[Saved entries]
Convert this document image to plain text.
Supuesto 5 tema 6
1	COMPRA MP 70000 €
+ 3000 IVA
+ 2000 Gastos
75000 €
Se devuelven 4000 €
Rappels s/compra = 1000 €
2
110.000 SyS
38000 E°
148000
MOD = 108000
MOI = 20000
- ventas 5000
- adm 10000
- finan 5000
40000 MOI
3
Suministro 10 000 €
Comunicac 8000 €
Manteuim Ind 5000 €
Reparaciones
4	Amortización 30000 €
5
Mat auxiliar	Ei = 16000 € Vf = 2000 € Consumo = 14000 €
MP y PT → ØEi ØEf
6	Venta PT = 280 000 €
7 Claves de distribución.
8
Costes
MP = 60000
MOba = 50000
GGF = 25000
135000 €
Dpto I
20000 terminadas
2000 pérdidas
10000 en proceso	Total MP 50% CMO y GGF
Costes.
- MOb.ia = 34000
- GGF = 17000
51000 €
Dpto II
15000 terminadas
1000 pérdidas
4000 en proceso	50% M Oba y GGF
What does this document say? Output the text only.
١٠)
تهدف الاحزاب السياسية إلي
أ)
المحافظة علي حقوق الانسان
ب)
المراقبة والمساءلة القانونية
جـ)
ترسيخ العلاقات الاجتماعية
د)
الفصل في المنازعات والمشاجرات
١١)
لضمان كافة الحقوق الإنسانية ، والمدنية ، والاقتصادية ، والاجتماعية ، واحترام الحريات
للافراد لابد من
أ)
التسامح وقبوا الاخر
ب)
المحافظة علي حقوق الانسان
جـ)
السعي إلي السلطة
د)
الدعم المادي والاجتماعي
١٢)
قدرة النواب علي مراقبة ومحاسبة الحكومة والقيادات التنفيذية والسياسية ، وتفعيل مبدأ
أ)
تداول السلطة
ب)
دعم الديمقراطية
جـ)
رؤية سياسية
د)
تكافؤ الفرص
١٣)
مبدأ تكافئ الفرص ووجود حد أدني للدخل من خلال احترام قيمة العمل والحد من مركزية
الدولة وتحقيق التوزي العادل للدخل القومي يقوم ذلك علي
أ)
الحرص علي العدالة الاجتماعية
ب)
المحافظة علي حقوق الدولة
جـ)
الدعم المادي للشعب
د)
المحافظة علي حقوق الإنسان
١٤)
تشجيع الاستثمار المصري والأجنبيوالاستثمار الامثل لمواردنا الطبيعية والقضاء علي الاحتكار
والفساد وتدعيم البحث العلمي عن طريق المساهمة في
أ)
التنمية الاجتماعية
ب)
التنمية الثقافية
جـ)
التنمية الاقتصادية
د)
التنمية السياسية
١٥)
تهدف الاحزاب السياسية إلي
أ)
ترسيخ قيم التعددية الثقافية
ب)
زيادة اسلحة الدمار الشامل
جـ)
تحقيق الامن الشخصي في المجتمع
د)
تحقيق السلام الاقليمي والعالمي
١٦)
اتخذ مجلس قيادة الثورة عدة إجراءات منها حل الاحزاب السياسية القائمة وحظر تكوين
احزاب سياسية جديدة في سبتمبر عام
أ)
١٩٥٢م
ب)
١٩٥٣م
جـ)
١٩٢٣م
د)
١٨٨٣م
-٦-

### What you have to do
Write down the full listing again, exactly.

### Answer
Convert this document image to plain text.
Supuesto 5 tema 6
1	COMPRA MP 70000 €
+ 3000 IVA
+ 2000 Gastos
75000 €
Se devuelven 4000 €
Rappels s/compra = 1000 €
2
110.000 SyS
38000 E°
148000
MOD = 108000
MOI = 20000
- ventas 5000
- adm 10000
- finan 5000
40000 MOI
3
Suministro 10 000 €
Comunicac 8000 €
Manteuim Ind 5000 €
Reparaciones
4	Amortización 30000 €
5
Mat auxiliar	Ei = 16000 € Vf = 2000 € Consumo = 14000 €
MP y PT → ØEi ØEf
6	Venta PT = 280 000 €
7 Claves de distribución.
8
Costes
MP = 60000
MOba = 50000
GGF = 25000
135000 €
Dpto I
20000 terminadas
2000 pérdidas
10000 en proceso	Total MP 50% CMO y GGF
Costes.
- MOb.ia = 34000
- GGF = 17000
51000 €
Dpto II
15000 terminadas
1000 pérdidas
4000 en proceso	50% M Oba y GGF
What does this document say? Output the text only.
١٠)
تهدف الاحزاب السياسية إلي
أ)
المحافظة علي حقوق الانسان
ب)
المراقبة والمساءلة القانونية
جـ)
ترسيخ العلاقات الاجتماعية
د)
الفصل في المنازعات والمشاجرات
١١)
لضمان كافة الحقوق الإنسانية ، والمدنية ، والاقتصادية ، والاجتماعية ، واحترام الحريات
للافراد لابد من
أ)
التسامح وقبوا الاخر
ب)
المحافظة علي حقوق الانسان
جـ)
السعي إلي السلطة
د)
الدعم المادي والاجتماعي
١٢)
قدرة النواب علي مراقبة ومحاسبة الحكومة والقيادات التنفيذية والسياسية ، وتفعيل مبدأ
أ)
تداول السلطة
ب)
دعم الديمقراطية
جـ)
رؤية سياسية
د)
تكافؤ الفرص
١٣)
مبدأ تكافئ الفرص ووجود حد أدني للدخل من خلال احترام قيمة العمل والحد من مركزية
الدولة وتحقيق التوزي العادل للدخل القومي يقوم ذلك علي
أ)
الحرص علي العدالة الاجتماعية
ب)
المحافظة علي حقوق الدولة
جـ)
الدعم المادي للشعب
د)
المحافظة علي حقوق الإنسان
١٤)
تشجيع الاستثمار المصري والأجنبيوالاستثمار الامثل لمواردنا الطبيعية والقضاء علي الاحتكار
والفساد وتدعيم البحث العلمي عن طريق المساهمة في
أ)
التنمية الاجتماعية
ب)
التنمية الثقافية
جـ)
التنمية الاقتصادية
د)
التنمية السياسية
١٥)
تهدف الاحزاب السياسية إلي
أ)
ترسيخ قيم التعددية الثقافية
ب)
زيادة اسلحة الدمار الشامل
جـ)
تحقيق الامن الشخصي في المجتمع
د)
تحقيق السلام الاقليمي والعالمي
١٦)
اتخذ مجلس قيادة الثورة عدة إجراءات منها حل الاحزاب السياسية القائمة وحظر تكوين
احزاب سياسية جديدة في سبتمبر عام
أ)
١٩٥٢م
ب)
١٩٥٣م
جـ)
١٩٢٣م
د)
١٨٨٣م
-٦-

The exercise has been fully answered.